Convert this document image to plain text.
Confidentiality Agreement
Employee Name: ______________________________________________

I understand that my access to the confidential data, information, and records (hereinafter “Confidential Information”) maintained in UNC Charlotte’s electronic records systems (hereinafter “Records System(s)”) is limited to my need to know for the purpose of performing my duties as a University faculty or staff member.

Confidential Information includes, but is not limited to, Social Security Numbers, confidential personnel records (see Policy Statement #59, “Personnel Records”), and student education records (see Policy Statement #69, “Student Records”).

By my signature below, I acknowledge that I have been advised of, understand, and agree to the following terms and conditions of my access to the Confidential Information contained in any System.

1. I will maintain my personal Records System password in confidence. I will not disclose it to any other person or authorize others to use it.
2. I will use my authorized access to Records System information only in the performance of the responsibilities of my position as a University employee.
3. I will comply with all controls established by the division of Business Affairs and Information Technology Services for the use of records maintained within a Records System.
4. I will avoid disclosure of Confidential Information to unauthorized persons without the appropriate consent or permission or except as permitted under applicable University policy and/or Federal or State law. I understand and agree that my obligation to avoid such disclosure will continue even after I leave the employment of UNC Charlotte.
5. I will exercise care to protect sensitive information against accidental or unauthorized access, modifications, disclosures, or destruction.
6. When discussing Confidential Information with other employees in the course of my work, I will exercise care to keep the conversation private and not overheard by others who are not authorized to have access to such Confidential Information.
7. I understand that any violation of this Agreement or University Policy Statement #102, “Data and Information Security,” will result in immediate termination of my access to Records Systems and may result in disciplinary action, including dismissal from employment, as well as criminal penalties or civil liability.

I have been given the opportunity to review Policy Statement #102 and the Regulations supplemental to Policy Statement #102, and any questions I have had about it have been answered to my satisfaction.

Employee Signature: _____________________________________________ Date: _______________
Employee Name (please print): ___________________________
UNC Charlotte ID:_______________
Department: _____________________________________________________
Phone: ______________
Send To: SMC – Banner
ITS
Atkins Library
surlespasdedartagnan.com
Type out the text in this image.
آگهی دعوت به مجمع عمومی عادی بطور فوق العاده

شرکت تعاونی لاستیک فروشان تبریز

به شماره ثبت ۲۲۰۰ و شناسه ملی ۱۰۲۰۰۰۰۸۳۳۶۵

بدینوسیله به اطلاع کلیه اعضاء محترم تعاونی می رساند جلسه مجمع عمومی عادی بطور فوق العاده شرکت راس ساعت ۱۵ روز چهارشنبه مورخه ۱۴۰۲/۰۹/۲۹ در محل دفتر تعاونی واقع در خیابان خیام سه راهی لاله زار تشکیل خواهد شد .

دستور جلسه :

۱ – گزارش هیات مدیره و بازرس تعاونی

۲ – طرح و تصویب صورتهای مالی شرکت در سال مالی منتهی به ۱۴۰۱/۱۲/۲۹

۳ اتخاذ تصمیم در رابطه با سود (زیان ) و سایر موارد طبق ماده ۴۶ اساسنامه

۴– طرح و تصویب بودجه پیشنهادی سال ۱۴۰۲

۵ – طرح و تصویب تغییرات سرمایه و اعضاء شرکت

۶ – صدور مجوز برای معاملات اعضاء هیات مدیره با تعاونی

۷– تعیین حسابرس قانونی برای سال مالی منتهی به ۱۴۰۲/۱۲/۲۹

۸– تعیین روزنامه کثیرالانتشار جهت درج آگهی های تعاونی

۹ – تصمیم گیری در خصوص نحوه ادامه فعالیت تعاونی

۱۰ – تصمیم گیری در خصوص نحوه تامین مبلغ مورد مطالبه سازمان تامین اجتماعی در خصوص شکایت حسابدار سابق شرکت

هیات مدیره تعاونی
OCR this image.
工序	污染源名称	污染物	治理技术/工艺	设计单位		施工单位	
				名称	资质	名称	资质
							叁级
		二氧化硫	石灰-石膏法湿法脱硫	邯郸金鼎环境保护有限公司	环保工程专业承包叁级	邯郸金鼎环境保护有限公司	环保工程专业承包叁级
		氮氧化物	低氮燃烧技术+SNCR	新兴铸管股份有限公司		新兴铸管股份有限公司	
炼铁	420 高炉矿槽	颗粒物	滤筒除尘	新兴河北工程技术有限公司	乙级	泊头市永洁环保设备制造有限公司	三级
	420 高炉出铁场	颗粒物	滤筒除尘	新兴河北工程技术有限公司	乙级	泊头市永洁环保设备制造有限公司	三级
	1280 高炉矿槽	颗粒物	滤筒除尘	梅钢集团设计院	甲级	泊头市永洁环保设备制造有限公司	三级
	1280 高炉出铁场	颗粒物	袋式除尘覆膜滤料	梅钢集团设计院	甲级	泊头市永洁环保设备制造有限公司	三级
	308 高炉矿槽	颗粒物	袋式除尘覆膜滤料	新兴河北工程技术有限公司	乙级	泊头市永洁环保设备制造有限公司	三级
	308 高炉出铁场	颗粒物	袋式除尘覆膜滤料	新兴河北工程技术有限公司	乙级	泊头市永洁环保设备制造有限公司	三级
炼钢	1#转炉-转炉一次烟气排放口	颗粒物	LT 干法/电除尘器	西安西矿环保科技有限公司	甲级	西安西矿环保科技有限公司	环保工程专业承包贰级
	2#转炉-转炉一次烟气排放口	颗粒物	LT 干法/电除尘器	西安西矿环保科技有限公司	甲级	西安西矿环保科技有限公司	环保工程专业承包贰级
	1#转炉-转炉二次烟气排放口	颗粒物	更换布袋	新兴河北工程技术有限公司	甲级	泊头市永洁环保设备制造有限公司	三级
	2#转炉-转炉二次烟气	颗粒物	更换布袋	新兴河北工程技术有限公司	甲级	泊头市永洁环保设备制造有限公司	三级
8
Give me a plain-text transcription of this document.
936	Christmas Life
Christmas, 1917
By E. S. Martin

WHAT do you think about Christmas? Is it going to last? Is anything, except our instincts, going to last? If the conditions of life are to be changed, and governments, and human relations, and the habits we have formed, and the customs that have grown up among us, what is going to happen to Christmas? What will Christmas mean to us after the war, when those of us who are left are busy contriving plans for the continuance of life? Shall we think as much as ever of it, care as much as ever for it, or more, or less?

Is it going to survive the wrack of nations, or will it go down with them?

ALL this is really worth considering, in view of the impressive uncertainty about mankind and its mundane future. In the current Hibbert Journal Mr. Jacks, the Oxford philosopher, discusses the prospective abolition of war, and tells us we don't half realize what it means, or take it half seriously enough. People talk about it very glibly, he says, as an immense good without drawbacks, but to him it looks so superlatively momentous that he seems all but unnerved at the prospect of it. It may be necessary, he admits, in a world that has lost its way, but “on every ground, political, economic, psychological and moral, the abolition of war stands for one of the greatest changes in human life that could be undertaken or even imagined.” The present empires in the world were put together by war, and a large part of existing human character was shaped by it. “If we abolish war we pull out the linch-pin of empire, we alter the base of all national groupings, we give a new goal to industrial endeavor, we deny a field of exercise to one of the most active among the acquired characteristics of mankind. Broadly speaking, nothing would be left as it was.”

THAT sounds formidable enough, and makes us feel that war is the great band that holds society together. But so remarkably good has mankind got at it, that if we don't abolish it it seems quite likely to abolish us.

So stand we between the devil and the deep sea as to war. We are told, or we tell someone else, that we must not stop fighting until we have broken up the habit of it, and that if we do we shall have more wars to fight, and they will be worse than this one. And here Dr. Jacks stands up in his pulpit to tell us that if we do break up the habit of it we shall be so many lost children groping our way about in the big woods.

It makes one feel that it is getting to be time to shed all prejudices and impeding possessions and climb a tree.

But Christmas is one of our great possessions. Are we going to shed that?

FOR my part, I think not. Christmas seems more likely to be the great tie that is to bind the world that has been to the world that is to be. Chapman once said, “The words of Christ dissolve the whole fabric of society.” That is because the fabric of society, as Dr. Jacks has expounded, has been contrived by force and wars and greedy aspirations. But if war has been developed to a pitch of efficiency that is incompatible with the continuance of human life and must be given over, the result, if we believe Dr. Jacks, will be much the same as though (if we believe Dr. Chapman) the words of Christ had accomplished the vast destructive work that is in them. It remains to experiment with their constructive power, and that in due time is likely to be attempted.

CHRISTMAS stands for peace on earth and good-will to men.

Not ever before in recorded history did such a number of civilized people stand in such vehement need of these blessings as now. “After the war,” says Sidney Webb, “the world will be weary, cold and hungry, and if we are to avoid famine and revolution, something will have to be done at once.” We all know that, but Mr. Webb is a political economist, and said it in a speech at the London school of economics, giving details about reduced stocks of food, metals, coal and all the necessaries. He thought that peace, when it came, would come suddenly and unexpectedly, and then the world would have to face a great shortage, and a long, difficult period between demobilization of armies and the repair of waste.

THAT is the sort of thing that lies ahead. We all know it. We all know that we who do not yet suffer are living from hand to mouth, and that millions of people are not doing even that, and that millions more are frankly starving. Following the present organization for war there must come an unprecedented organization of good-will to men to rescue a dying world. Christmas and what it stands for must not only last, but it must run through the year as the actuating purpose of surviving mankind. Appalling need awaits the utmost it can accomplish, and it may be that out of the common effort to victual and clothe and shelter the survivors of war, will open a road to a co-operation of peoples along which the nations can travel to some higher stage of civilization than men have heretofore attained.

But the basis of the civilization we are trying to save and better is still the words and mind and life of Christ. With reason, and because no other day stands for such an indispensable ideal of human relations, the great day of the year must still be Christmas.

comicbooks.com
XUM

* Short problem
Pull out all lines from the listing that contain the string "last".

* Task result
WHAT do you think about Christmas? Is it going to last? Is anything, except our instincts, going to last? If the conditions of life are to be changed, and governments, and human relations, and the habits we have formed, and the customs that have grown up among us, what is going to happen to Christmas? What will Christmas mean to us after the war, when those of us who are left are busy contriving plans for the continuance of life? Shall we think as much as ever of it, care as much as ever for it, or more, or less?
THAT is the sort of thing that lies ahead. We all know it. We all know that we who do not yet suffer are living from hand to mouth, and that millions of people are not doing even that, and that millions more are frankly starving. Following the present organization for war there must come an unprecedented organization of good-will to men to rescue a dying world. Christmas and what it stands for must not only last, but it must run through the year as the actuating purpose of surviving mankind. Appalling need awaits the utmost it can accomplish, and it may be that out of the common effort to victual and clothe and shelter the survivors of war, will open a road to a co-operation of peoples along which the nations can travel to some higher stage of civilization than men have heretofore attained.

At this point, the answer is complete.